_Exercise details_.
Isolate every line in the records below with "Rural" in it.

* start Dataset extract *

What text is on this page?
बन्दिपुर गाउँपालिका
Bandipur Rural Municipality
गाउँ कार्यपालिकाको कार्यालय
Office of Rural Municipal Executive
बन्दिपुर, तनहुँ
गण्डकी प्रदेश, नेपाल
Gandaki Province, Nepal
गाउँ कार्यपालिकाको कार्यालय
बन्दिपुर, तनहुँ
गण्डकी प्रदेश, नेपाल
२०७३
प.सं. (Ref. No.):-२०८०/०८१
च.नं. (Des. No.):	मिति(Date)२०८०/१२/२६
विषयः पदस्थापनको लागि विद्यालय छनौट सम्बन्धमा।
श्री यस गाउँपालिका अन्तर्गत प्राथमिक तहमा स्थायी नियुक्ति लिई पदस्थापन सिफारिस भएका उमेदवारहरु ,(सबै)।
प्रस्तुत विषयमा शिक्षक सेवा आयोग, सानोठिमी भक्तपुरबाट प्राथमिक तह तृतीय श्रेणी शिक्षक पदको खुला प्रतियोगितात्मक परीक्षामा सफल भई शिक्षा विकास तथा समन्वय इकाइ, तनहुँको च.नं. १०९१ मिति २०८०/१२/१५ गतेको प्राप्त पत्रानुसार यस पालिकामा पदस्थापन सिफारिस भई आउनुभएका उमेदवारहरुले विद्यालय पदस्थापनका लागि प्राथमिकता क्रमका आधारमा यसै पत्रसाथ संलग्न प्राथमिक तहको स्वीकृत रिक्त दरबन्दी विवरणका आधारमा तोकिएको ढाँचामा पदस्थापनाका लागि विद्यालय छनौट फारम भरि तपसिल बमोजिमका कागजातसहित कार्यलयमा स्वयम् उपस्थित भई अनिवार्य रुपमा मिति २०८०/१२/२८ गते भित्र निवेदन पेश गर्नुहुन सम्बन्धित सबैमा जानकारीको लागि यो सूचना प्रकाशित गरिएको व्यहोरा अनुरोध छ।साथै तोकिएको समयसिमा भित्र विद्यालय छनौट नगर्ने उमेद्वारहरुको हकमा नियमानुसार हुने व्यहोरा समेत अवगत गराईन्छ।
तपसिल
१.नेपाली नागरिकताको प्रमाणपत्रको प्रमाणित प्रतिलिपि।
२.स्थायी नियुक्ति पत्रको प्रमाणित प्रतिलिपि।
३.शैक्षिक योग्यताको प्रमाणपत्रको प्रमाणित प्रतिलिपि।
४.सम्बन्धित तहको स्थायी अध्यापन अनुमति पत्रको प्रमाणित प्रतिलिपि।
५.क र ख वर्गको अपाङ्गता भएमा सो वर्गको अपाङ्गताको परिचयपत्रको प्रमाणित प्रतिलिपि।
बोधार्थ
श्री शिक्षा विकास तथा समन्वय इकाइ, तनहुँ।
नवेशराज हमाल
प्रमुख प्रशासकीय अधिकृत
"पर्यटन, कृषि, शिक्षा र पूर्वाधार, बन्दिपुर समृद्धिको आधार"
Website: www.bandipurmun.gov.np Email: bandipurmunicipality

* end Dataset extract *

_Completed exercise_.
Bandipur Rural Municipality
Office of Rural Municipal Executive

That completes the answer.